■ Written task: Exactly reproduce each record listed below.
-- start Dataset extract --
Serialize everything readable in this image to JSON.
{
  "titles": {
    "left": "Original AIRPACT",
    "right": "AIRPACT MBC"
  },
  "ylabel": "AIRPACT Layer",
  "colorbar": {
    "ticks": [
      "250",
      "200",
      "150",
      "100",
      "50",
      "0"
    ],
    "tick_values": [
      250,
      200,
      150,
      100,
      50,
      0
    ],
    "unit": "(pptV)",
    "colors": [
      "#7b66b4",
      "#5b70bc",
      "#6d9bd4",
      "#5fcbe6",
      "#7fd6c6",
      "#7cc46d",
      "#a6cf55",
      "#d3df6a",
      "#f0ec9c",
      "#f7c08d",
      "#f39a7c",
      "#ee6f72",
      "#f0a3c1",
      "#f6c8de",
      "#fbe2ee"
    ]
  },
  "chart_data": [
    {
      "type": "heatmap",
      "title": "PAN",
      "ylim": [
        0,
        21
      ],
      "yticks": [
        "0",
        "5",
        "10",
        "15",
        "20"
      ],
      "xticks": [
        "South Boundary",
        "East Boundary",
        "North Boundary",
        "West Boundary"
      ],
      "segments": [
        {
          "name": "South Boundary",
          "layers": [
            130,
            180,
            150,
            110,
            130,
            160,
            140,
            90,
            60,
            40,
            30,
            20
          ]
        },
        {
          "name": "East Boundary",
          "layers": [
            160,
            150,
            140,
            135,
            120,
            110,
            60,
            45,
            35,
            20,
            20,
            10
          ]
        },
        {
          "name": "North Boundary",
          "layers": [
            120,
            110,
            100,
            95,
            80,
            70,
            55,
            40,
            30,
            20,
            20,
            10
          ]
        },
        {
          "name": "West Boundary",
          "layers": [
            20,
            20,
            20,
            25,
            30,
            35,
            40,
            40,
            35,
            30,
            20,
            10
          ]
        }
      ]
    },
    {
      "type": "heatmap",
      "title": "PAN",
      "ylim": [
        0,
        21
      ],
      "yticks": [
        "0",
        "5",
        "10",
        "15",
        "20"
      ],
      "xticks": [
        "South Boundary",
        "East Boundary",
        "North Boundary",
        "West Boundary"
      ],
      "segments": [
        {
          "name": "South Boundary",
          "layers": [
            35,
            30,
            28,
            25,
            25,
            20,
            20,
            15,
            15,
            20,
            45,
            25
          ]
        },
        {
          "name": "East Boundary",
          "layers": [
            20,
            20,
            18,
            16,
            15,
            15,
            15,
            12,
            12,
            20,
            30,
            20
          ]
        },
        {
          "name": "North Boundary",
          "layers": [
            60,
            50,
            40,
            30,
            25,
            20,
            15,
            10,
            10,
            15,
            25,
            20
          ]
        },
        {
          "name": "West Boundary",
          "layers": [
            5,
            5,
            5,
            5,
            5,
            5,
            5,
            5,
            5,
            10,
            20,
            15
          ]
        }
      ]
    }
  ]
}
-- end Dataset extract --
■ The reply:
Serialize everything readable in this image to JSON.
{
  "titles": {
    "left": "Original AIRPACT",
    "right": "AIRPACT MBC"
  },
  "ylabel": "AIRPACT Layer",
  "colorbar": {
    "ticks": [
      "250",
      "200",
      "150",
      "100",
      "50",
      "0"
    ],
    "tick_values": [
      250,
      200,
      150,
      100,
      50,
      0
    ],
    "unit": "(pptV)",
    "colors": [
      "#7b66b4",
      "#5b70bc",
      "#6d9bd4",
      "#5fcbe6",
      "#7fd6c6",
      "#7cc46d",
      "#a6cf55",
      "#d3df6a",
      "#f0ec9c",
      "#f7c08d",
      "#f39a7c",
      "#ee6f72",
      "#f0a3c1",
      "#f6c8de",
      "#fbe2ee"
    ]
  },
  "chart_data": [
    {
      "type": "heatmap",
      "title": "PAN",
      "ylim": [
        0,
        21
      ],
      "yticks": [
        "0",
        "5",
        "10",
        "15",
        "20"
      ],
      "xticks": [
        "South Boundary",
        "East Boundary",
        "North Boundary",
        "West Boundary"
      ],
      "segments": [
        {
          "name": "South Boundary",
          "layers": [
            130,
            180,
            150,
            110,
            130,
            160,
            140,
            90,
            60,
            40,
            30,
            20
          ]
        },
        {
          "name": "East Boundary",
          "layers": [
            160,
            150,
            140,
            135,
            120,
            110,
            60,
            45,
            35,
            20,
            20,
            10
          ]
        },
        {
          "name": "North Boundary",
          "layers": [
            120,
            110,
            100,
            95,
            80,
            70,
            55,
            40,
            30,
            20,
            20,
            10
          ]
        },
        {
          "name": "West Boundary",
          "layers": [
            20,
            20,
            20,
            25,
            30,
            35,
            40,
            40,
            35,
            30,
            20,
            10
          ]
        }
      ]
    },
    {
      "type": "heatmap",
      "title": "PAN",
      "ylim": [
        0,
        21
      ],
      "yticks": [
        "0",
        "5",
        "10",
        "15",
        "20"
      ],
      "xticks": [
        "South Boundary",
        "East Boundary",
        "North Boundary",
        "West Boundary"
      ],
      "segments": [
        {
          "name": "South Boundary",
          "layers": [
            35,
            30,
            28,
            25,
            25,
            20,
            20,
            15,
            15,
            20,
            45,
            25
          ]
        },
        {
          "name": "East Boundary",
          "layers": [
            20,
            20,
            18,
            16,
            15,
            15,
            15,
            12,
            12,
            20,
            30,
            20
          ]
        },
        {
          "name": "North Boundary",
          "layers": [
            60,
            50,
            40,
            30,
            25,
            20,
            15,
            10,
            10,
            15,
            25,
            20
          ]
        },
        {
          "name": "West Boundary",
          "layers": [
            5,
            5,
            5,
            5,
            5,
            5,
            5,
            5,
            5,
            10,
            20,
            15
          ]
        }
      ]
    }
  ]
}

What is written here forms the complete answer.